Your objective: Please format all the lines below as a numbered list, leaving out any blank lines.

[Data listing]
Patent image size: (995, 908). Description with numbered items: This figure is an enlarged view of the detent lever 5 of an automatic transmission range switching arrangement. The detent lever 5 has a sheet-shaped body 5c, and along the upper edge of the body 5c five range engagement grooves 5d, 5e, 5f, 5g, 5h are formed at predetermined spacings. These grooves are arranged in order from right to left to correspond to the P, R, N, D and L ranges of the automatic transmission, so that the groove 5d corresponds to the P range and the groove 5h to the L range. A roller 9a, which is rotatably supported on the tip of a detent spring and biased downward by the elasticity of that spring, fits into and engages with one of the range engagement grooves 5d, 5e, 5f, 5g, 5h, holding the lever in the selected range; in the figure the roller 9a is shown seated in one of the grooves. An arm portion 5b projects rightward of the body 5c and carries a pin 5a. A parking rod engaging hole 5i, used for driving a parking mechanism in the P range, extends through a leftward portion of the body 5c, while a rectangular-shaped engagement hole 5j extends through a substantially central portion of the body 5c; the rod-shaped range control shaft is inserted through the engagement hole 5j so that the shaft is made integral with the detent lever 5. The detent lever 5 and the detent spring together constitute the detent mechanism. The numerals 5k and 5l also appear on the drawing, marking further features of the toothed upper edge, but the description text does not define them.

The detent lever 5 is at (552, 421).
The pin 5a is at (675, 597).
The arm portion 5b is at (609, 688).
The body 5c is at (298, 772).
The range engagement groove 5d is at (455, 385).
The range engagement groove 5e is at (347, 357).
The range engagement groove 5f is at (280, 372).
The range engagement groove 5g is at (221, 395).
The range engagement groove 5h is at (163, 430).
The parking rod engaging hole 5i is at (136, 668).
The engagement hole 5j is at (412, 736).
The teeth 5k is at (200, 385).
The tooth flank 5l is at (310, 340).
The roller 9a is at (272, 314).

Complete output:
1. Patent image size: (995, 908). Description with numbered items: This figure is an enlarged view of the detent lever 5 of an automatic transmission range switching arrangement. The detent lever 5 has a sheet-shaped body 5c, and along the upper edge of the body 5c five range engagement grooves 5d, 5e, 5f, 5g, 5h are formed at predetermined spacings. These grooves are arranged in order from right to left to correspond to the P, R, N, D and L ranges of the automatic transmission, so that the groove 5d corresponds to the P range and the groove 5h to the L range. A roller 9a, which is rotatably supported on the tip of a detent spring and biased downward by the elasticity of that spring, fits into and engages with one of the range engagement grooves 5d, 5e, 5f, 5g, 5h, holding the lever in the selected range; in the figure the roller 9a is shown seated in one of the grooves. An arm portion 5b projects rightward of the body 5c and carries a pin 5a. A parking rod engaging hole 5i, used for driving a parking mechanism in the P range, extends through a leftward portion of the body 5c, while a rectangular-shaped engagement hole 5j extends through a substantially central portion of the body 5c; the rod-shaped range control shaft is inserted through the engagement hole 5j so that the shaft is made integral with the detent lever 5. The detent lever 5 and the detent spring together constitute the detent mechanism. The numerals 5k and 5l also appear on the drawing, marking further features of the toothed upper edge, but the description text does not define them.
2. The detent lever 5 is at (552, 421).
3. The pin 5a is at (675, 597).
4. The arm portion 5b is at (609, 688).
5. The body 5c is at (298, 772).
6. The range engagement groove 5d is at (455, 385).
7. The range engagement groove 5e is at (347, 357).
8. The range engagement groove 5f is at (280, 372).
9. The range engagement groove 5g is at (221, 395).
10. The range engagement groove 5h is at (163, 430).
11. The parking rod engaging hole 5i is at (136, 668).
12. The engagement hole 5j is at (412, 736).
13. The teeth 5k is at (200, 385).
14. The tooth flank 5l is at (310, 340).
15. The roller 9a is at (272, 314).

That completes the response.